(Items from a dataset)
- - - - - - -

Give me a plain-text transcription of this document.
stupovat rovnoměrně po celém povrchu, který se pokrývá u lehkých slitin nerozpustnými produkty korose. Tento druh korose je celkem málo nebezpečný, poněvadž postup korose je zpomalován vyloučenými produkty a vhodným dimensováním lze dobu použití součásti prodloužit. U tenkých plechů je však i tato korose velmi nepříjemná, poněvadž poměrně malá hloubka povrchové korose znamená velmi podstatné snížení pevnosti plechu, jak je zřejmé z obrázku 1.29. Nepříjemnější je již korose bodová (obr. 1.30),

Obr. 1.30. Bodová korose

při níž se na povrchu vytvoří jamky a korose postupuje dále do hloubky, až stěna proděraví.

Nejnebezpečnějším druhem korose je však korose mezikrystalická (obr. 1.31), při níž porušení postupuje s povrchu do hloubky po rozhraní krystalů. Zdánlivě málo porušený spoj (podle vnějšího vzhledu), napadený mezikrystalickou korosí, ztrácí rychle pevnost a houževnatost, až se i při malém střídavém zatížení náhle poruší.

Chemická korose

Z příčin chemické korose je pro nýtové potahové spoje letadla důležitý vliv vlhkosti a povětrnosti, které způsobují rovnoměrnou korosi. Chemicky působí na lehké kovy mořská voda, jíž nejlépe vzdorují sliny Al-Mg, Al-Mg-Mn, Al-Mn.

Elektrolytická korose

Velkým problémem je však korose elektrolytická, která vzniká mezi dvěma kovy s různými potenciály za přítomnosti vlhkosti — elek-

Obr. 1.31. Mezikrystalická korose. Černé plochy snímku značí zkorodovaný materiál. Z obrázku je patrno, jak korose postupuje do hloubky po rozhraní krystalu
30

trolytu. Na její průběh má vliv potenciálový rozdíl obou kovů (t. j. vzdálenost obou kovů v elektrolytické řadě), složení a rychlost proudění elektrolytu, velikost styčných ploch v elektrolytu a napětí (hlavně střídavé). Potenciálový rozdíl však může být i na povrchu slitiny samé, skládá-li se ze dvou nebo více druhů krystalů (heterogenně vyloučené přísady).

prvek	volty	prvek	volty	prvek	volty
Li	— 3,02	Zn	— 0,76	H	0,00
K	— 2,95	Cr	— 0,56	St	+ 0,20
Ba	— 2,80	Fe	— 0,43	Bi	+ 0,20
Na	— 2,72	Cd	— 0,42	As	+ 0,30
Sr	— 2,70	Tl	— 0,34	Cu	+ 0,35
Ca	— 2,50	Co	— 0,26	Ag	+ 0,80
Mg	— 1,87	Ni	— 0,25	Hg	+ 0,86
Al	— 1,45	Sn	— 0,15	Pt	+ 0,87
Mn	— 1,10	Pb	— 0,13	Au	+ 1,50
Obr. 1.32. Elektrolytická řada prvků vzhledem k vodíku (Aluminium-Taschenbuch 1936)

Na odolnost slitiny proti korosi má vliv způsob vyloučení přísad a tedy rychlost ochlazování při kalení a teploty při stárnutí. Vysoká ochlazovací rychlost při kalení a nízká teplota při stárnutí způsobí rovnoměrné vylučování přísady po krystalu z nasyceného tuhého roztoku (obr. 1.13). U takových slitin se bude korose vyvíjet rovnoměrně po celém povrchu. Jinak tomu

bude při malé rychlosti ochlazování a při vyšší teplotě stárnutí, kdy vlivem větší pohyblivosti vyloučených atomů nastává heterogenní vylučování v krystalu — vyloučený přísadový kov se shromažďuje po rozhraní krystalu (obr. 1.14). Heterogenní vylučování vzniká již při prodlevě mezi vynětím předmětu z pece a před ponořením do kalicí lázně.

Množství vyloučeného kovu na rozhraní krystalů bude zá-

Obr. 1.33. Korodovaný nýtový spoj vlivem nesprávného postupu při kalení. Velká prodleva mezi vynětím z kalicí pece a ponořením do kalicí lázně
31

- - - - - - -

* **SHORT PROBLEM**
Look above for lines with the word "bude" and copy them all.

* **RESPONSE TO THIS TASK**
Na odolnost slitiny proti korosi má vliv způsob vyloučení přísad a tedy rychlost ochlazování při kalení a teploty při stárnutí. Vysoká ochlazovací rychlost při kalení a nízká teplota při stárnutí způsobí rovnoměrné vylučování přísady po krystalu z nasyceného tuhého roztoku (obr. 1.13). U takových slitin se bude korose vyvíjet rovnoměrně po celém povrchu. Jinak tomu
bude při malé rychlosti ochlazování a při vyšší teplotě stárnutí, kdy vlivem větší pohyblivosti vyloučených atomů nastává heterogenní vylučování v krystalu — vyloučený přísadový kov se shromažďuje po rozhraní krystalu (obr. 1.14). Heterogenní vylučování vzniká již při prodlevě mezi vynětím předmětu z pece a před ponořením do kalicí lázně.
Množství vyloučeného kovu na rozhraní krystalů bude zá-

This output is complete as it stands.